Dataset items
►

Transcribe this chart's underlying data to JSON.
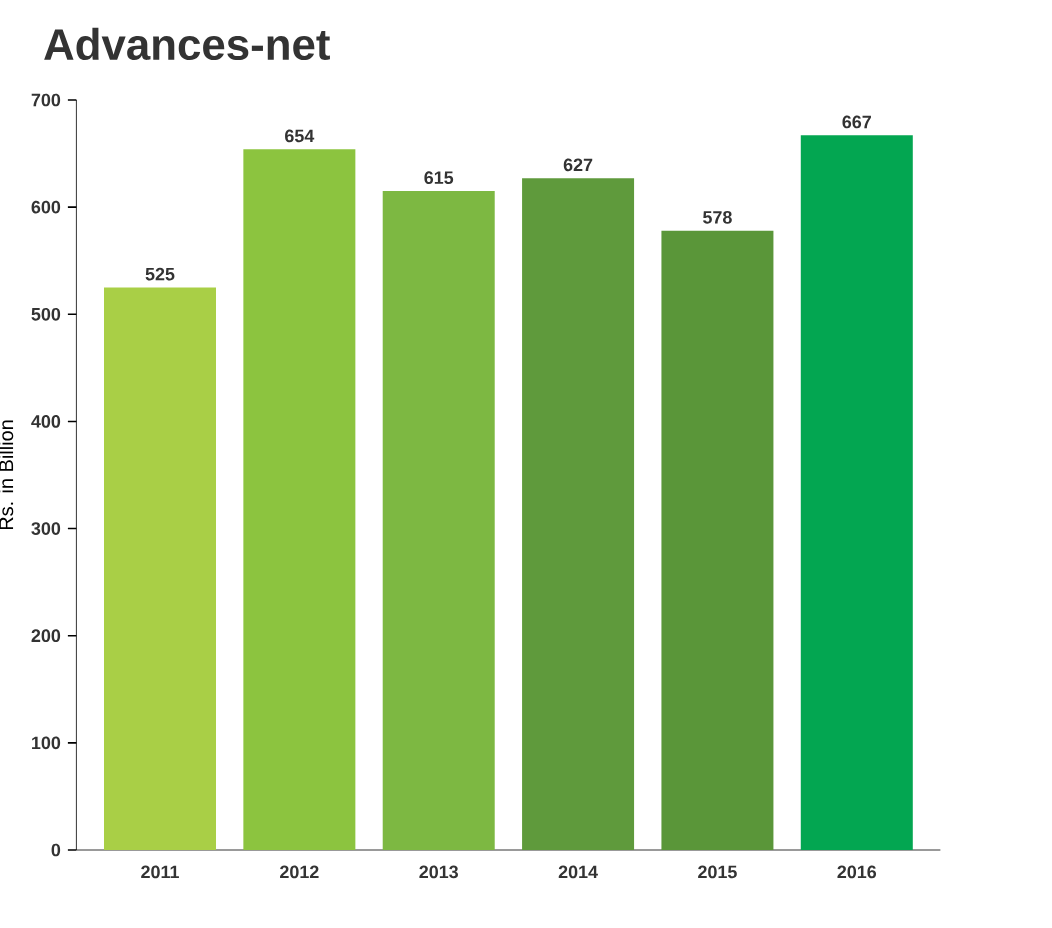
{
  "chart_data": {
    "type": "bar",
    "title": "Advances-net",
    "ylabel": "Rs. in Billion",
    "categories": [
      "2011",
      "2012",
      "2013",
      "2014",
      "2015",
      "2016"
    ],
    "values": [
      525,
      654,
      615,
      627,
      578,
      667
    ],
    "colors": [
      "#a9cf46",
      "#8cc43f",
      "#7db842",
      "#5f9a3c",
      "#5a9639",
      "#03a651"
    ],
    "ylim": [
      0,
      700
    ],
    "yticks": [
      0,
      100,
      200,
      300,
      400,
      500,
      600,
      700
    ],
    "data_labels": true,
    "grid": false
  }
}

◄

> **THE EXERCISE**
Reproduce every line precisely as given, omitting all pictures.

> **ANSWER FOR THIS EXERCISE**
Transcribe this chart's underlying data to JSON.
{
  "chart_data": {
    "type": "bar",
    "title": "Advances-net",
    "ylabel": "Rs. in Billion",
    "categories": [
      "2011",
      "2012",
      "2013",
      "2014",
      "2015",
      "2016"
    ],
    "values": [
      525,
      654,
      615,
      627,
      578,
      667
    ],
    "colors": [
      "#a9cf46",
      "#8cc43f",
      "#7db842",
      "#5f9a3c",
      "#5a9639",
      "#03a651"
    ],
    "ylim": [
      0,
      700
    ],
    "yticks": [
      0,
      100,
      200,
      300,
      400,
      500,
      600,
      700
    ],
    "data_labels": true,
    "grid": false
  }
}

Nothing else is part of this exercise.